Select from the data all lines with the word "uživatelské".

····················

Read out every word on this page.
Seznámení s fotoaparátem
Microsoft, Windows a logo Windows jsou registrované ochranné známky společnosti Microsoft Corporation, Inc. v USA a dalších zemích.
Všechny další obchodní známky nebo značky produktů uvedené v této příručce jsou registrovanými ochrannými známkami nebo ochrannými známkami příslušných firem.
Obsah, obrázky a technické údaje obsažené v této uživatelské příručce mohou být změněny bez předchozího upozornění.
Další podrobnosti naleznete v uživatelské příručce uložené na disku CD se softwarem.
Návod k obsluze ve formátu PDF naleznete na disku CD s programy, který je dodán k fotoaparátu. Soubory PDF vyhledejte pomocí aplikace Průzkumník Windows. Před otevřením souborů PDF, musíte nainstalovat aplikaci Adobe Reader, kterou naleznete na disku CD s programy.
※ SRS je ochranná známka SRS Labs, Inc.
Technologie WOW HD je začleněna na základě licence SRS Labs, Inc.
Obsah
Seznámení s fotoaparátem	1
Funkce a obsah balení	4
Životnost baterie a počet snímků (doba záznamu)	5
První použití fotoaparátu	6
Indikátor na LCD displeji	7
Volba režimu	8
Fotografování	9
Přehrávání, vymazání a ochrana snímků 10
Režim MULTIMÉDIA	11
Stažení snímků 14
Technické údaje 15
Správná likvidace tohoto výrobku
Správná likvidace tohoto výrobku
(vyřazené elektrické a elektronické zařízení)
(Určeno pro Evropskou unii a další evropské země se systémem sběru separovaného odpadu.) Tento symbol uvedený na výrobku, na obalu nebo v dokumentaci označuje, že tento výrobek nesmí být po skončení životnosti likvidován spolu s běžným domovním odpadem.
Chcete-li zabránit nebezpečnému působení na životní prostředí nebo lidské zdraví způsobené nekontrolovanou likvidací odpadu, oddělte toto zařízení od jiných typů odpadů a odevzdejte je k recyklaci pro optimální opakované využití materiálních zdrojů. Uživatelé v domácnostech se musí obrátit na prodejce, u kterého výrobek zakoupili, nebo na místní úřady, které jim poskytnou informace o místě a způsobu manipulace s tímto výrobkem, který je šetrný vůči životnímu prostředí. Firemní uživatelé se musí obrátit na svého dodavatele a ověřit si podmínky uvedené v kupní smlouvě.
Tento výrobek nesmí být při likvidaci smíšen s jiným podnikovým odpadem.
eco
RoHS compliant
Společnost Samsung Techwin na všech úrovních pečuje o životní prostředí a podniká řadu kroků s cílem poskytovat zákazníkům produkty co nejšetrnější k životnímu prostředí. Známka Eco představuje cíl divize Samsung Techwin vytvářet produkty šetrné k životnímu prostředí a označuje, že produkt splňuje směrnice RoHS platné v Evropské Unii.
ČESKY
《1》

····················

The solution:
Obsah, obrázky a technické údaje obsažené v této uživatelské příručce mohou být změněny bez předchozího upozornění.
Další podrobnosti naleznete v uživatelské příručce uložené na disku CD se softwarem.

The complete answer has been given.